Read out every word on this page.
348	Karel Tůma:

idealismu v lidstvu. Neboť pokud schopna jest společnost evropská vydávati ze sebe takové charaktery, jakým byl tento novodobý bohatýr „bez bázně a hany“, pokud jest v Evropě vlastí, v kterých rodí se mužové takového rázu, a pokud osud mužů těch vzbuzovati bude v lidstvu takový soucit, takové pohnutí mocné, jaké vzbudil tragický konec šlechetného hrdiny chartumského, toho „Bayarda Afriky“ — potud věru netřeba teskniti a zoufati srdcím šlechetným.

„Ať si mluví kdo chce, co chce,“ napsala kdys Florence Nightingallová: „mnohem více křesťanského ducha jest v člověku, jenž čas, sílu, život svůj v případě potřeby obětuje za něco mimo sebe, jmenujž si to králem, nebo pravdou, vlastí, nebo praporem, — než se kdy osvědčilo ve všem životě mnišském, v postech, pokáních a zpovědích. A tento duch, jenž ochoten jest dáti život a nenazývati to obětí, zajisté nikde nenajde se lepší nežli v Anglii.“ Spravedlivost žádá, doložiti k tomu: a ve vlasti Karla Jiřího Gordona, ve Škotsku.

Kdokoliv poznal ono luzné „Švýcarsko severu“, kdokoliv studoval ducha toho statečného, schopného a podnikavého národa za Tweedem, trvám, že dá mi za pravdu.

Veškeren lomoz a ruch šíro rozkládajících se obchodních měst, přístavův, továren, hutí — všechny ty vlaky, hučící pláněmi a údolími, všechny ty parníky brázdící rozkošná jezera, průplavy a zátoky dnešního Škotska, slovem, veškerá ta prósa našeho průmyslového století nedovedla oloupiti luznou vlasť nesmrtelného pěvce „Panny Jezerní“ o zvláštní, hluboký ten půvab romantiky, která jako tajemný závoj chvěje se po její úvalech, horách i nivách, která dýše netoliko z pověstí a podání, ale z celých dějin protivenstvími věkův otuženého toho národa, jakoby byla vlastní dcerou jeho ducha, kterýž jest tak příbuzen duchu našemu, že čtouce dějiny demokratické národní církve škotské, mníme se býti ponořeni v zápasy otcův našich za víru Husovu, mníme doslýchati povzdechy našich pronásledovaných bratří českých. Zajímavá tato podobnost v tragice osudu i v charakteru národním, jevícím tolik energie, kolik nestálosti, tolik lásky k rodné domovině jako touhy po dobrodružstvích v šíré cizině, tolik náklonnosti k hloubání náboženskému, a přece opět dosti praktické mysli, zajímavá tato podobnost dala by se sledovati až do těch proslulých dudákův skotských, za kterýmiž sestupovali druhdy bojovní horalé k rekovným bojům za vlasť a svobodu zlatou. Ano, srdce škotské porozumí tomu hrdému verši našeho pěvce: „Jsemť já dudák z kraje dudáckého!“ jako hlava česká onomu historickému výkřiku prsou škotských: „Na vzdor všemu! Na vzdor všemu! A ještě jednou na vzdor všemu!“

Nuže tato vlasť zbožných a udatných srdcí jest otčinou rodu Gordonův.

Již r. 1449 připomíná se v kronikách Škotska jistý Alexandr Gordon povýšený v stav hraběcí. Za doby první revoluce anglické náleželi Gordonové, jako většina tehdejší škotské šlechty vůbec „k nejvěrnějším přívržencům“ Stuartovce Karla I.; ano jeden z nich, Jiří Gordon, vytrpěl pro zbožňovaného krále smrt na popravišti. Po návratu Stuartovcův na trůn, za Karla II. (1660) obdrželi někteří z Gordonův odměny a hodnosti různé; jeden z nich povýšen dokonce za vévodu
───
Task: Give the complete listing a second time, exactly as it reads.

Task solution:
Read out every word on this page.
348	Karel Tůma:

idealismu v lidstvu. Neboť pokud schopna jest společnost evropská vydávati ze sebe takové charaktery, jakým byl tento novodobý bohatýr „bez bázně a hany“, pokud jest v Evropě vlastí, v kterých rodí se mužové takového rázu, a pokud osud mužů těch vzbuzovati bude v lidstvu takový soucit, takové pohnutí mocné, jaké vzbudil tragický konec šlechetného hrdiny chartumského, toho „Bayarda Afriky“ — potud věru netřeba teskniti a zoufati srdcím šlechetným.

„Ať si mluví kdo chce, co chce,“ napsala kdys Florence Nightingallová: „mnohem více křesťanského ducha jest v člověku, jenž čas, sílu, život svůj v případě potřeby obětuje za něco mimo sebe, jmenujž si to králem, nebo pravdou, vlastí, nebo praporem, — než se kdy osvědčilo ve všem životě mnišském, v postech, pokáních a zpovědích. A tento duch, jenž ochoten jest dáti život a nenazývati to obětí, zajisté nikde nenajde se lepší nežli v Anglii.“ Spravedlivost žádá, doložiti k tomu: a ve vlasti Karla Jiřího Gordona, ve Škotsku.

Kdokoliv poznal ono luzné „Švýcarsko severu“, kdokoliv studoval ducha toho statečného, schopného a podnikavého národa za Tweedem, trvám, že dá mi za pravdu.

Veškeren lomoz a ruch šíro rozkládajících se obchodních měst, přístavův, továren, hutí — všechny ty vlaky, hučící pláněmi a údolími, všechny ty parníky brázdící rozkošná jezera, průplavy a zátoky dnešního Škotska, slovem, veškerá ta prósa našeho průmyslového století nedovedla oloupiti luznou vlasť nesmrtelného pěvce „Panny Jezerní“ o zvláštní, hluboký ten půvab romantiky, která jako tajemný závoj chvěje se po její úvalech, horách i nivách, která dýše netoliko z pověstí a podání, ale z celých dějin protivenstvími věkův otuženého toho národa, jakoby byla vlastní dcerou jeho ducha, kterýž jest tak příbuzen duchu našemu, že čtouce dějiny demokratické národní církve škotské, mníme se býti ponořeni v zápasy otcův našich za víru Husovu, mníme doslýchati povzdechy našich pronásledovaných bratří českých. Zajímavá tato podobnost v tragice osudu i v charakteru národním, jevícím tolik energie, kolik nestálosti, tolik lásky k rodné domovině jako touhy po dobrodružstvích v šíré cizině, tolik náklonnosti k hloubání náboženskému, a přece opět dosti praktické mysli, zajímavá tato podobnost dala by se sledovati až do těch proslulých dudákův skotských, za kterýmiž sestupovali druhdy bojovní horalé k rekovným bojům za vlasť a svobodu zlatou. Ano, srdce škotské porozumí tomu hrdému verši našeho pěvce: „Jsemť já dudák z kraje dudáckého!“ jako hlava česká onomu historickému výkřiku prsou škotských: „Na vzdor všemu! Na vzdor všemu! A ještě jednou na vzdor všemu!“

Nuže tato vlasť zbožných a udatných srdcí jest otčinou rodu Gordonův.

Již r. 1449 připomíná se v kronikách Škotska jistý Alexandr Gordon povýšený v stav hraběcí. Za doby první revoluce anglické náleželi Gordonové, jako většina tehdejší škotské šlechty vůbec „k nejvěrnějším přívržencům“ Stuartovce Karla I.; ano jeden z nich, Jiří Gordon, vytrpěl pro zbožňovaného krále smrt na popravišti. Po návratu Stuartovcův na trůn, za Karla II. (1660) obdrželi někteří z Gordonův odměny a hodnosti různé; jeden z nich povýšen dokonce za vévodu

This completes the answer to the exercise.